Texte du document:
========
Guinée-Bissau ; La CEDEAO sanctionne le pays après le  » coup d’ Etat » et exige le rétablissement de l’ordre constitutionnel

Guinée‑Bissau : la CEDEAO suspend le pays après le coup d’État — le bras de fer diplomatique s’installe

 

Après le putsch du 26 novembre, la CEDEAO brise le silence — suspension immédiate, médiation d’urgence et retour pressant à l’ordre constitutionnel.

 

Le 26 novembre 2025, des militaires ont annoncé avoir pris le contrôle de la Guinée‑Bissau, plongeant le pays dans une crise politique profonde. Selon les déclarations officielles, le président Umaro Sissoco Embaló a été renversé, et les institutions suspendues — alors que les résultats d’une présidentielle encore contestée n’avaient pas été officiellement publiés.

 

Face à ce bouleversement, la CEDEAO a réagi rapidement : lors d’un sommet extraordinaire, elle a décidé la suspension immédiate de la Guinée‑Bissau de tous ses organes décisionnels, dénonçant avec fermeté toute prise de pouvoir par la force.

La région appelle également à la restauration « sans délai » de l’ordre constitutionnel, exige la libération de toutes les personnalités arrêtées et réclame la publication des résultats électoraux du 23 novembre.

 

Pour amorcer un retour à la normale, la CEDEAO a dépêché une mission de médiation de haut niveau, conduite par plusieurs Chefs d’État ouest‑africains — dont le président sénégalais — avec pour mandat d’engager un dialogue direct avec les nouvelles autorités de transition, de garantir la sécurité des détenus, et d’œuvrer au rétablissement de l’ordre démocratique.

 

À ce jour, les discussions sont dans l’impasse : la commission électorale nationale affirme qu’elle n’est pas en mesure de publier les résultats, invoquant un manque de conditions logistiques et de sécurité.

Mais pour la CEDEAO, l’impasse ne saurait durer — l’organisation a rappelé son engagement de « tolérance zéro » face aux changements anticonstitutionnels, prévenant que des sanctions individuelles pourraient viser les auteurs du coup d’État.

 

Cette suspension marque un tournant crucial : la Guinée‑Bissau, déjà fragilisée par une longue histoire de crises et d’instabilité, se retrouve isolée sur la scène régionale. L’enjeu est désormais d’éviter une spirale de violences ou un vide institutionnel prolongé — ce qui, selon les spécialistes, pourrait fragiliser davantage la stabilité d’une zone déjà chahutée.
========
Lignes fournies:
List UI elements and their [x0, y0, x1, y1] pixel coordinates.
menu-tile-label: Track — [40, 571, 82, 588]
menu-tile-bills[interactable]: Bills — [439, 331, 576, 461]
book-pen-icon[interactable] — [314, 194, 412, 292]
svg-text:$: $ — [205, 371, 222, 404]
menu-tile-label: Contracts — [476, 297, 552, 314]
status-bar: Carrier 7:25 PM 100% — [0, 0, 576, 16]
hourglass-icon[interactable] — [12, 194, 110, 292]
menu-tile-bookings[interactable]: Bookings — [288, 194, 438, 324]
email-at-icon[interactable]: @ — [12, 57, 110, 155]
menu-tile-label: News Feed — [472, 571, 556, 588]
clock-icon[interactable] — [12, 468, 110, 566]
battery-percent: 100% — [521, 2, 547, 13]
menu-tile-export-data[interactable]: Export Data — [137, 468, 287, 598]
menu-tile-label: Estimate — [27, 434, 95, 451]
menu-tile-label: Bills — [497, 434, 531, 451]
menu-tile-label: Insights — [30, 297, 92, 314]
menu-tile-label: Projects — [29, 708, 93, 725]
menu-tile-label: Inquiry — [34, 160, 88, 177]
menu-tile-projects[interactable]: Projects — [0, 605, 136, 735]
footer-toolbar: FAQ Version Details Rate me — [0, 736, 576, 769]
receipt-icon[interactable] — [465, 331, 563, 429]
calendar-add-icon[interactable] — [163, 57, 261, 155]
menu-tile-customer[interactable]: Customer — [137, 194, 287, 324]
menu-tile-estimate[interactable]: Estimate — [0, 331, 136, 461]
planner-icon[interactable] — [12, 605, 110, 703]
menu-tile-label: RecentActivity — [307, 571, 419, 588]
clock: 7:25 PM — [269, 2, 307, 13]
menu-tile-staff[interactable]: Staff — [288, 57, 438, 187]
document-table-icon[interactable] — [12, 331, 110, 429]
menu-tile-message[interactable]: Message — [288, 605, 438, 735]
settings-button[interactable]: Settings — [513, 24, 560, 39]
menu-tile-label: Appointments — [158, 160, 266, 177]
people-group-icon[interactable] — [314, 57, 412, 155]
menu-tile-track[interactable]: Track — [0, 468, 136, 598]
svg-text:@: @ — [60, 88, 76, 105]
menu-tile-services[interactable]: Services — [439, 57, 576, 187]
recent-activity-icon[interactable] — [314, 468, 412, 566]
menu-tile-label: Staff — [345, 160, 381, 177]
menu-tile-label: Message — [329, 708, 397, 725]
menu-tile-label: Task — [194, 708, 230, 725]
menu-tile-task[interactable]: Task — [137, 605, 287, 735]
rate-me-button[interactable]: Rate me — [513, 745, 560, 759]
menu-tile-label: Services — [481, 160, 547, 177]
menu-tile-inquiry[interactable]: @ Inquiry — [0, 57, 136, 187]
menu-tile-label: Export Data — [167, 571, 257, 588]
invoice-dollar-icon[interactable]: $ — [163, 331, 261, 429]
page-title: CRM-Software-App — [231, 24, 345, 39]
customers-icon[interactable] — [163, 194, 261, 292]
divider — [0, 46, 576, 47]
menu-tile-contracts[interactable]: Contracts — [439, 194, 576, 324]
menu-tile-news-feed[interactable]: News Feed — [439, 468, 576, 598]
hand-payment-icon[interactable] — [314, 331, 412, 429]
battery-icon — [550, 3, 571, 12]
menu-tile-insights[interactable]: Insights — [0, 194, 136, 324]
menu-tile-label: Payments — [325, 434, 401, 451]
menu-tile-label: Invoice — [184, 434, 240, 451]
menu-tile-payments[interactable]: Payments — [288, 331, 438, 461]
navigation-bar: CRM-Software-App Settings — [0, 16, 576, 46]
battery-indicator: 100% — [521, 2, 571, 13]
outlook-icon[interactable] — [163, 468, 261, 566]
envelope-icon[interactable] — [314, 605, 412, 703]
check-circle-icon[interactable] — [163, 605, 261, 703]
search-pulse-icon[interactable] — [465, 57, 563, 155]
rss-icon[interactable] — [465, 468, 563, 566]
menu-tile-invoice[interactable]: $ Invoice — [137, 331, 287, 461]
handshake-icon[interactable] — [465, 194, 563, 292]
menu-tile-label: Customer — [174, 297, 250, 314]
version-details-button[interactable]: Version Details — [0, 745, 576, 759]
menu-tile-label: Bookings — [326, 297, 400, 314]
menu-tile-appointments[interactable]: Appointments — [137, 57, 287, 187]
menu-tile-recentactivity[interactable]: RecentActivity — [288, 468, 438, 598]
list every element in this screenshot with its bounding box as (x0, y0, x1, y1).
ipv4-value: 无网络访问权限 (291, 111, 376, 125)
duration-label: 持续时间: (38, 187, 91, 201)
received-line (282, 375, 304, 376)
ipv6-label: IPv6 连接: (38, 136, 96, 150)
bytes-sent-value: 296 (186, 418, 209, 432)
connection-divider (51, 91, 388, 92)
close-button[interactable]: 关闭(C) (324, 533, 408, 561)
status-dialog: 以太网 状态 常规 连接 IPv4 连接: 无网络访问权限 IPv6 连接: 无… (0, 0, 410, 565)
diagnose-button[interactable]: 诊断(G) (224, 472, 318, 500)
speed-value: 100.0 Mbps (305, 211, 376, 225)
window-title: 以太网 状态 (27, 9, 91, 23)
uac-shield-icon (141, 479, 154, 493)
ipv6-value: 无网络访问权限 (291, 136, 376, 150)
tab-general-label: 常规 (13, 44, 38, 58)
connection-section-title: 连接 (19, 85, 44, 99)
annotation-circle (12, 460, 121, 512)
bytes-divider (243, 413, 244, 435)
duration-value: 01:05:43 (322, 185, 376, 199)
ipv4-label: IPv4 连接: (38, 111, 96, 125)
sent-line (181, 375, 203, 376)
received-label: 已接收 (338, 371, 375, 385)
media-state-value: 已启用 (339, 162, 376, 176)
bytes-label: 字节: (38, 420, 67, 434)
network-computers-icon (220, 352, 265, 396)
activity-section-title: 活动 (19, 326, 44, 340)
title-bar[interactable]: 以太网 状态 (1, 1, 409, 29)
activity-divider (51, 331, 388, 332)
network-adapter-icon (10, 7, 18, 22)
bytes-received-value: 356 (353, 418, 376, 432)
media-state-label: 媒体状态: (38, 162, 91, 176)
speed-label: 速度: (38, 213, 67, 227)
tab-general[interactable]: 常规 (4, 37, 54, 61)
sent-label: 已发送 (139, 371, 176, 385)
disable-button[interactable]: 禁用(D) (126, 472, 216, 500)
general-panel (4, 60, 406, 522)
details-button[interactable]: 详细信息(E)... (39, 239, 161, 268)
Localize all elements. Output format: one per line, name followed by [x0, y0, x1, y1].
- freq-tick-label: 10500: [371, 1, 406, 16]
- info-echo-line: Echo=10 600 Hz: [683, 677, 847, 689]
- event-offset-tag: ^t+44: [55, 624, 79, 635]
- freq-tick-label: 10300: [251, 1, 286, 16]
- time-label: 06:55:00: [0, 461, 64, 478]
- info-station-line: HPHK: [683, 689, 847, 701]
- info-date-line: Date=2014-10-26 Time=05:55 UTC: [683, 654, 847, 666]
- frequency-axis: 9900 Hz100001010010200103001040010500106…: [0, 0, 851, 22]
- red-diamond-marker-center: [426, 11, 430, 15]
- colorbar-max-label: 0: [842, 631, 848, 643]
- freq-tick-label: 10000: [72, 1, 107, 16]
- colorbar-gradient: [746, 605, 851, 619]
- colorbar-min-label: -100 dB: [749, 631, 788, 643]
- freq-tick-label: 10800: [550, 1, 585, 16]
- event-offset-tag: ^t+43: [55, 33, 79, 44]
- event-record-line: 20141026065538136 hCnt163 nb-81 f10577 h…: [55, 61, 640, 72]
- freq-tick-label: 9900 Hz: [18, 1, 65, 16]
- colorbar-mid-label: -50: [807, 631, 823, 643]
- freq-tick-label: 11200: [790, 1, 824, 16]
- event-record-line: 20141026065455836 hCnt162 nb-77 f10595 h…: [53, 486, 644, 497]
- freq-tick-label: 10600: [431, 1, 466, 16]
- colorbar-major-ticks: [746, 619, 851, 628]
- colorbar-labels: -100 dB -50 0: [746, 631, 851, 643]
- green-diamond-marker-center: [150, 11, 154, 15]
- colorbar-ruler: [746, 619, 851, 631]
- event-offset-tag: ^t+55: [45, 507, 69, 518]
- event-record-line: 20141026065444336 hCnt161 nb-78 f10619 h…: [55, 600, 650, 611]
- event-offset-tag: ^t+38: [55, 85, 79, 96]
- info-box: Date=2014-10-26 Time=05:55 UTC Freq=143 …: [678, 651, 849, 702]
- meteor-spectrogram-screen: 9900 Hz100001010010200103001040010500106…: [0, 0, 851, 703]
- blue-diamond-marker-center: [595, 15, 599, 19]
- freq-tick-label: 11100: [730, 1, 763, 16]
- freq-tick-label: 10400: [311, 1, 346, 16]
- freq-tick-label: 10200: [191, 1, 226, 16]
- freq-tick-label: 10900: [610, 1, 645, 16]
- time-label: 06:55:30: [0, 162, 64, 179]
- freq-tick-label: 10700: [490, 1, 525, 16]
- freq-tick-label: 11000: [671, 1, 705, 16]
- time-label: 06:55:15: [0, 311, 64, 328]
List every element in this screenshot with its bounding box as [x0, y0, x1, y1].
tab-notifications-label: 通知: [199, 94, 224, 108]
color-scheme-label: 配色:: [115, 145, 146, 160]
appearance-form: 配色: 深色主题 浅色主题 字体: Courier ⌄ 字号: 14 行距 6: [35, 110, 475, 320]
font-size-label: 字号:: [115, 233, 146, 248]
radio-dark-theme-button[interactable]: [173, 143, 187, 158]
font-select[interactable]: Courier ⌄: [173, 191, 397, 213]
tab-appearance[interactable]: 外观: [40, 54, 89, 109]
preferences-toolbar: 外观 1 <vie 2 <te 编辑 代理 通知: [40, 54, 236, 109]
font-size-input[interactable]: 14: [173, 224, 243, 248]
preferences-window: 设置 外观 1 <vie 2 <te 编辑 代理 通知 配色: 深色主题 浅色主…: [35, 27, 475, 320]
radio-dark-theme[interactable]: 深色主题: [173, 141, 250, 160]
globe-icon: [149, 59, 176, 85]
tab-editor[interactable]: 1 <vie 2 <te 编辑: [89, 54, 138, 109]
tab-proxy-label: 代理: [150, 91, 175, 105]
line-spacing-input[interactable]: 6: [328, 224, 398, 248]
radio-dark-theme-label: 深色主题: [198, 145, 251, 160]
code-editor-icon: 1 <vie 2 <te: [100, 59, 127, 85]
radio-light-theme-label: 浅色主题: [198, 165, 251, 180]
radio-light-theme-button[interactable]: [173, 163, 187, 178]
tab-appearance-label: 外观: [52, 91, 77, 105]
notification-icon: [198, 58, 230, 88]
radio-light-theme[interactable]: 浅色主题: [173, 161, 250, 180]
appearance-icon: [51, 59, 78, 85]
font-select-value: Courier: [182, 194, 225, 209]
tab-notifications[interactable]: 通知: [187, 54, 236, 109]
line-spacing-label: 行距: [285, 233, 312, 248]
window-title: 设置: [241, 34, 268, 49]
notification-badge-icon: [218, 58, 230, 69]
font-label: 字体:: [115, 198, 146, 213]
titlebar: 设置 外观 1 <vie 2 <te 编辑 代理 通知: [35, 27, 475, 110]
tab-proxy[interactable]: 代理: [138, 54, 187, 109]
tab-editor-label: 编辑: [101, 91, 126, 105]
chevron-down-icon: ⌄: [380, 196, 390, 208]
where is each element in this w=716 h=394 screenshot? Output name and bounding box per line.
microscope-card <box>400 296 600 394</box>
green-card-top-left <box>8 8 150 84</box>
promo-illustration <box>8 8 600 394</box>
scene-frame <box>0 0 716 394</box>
========
Travail à faire: D'après l'article sur la suspension de la Guinée-Bissau par la CEDEAO, pour quelle raison la commission électorale nationale dit-elle ne pas pouvoir publier les résultats ? Répondez en une à trois phrases.

Tâche terminée: La commission électorale nationale dit qu'elle n'est pas en mesure de publier les résultats parce qu'il manque les conditions logistiques et de sécurité. C'est ce qui explique que les discussions soient aujourd'hui dans l'impasse.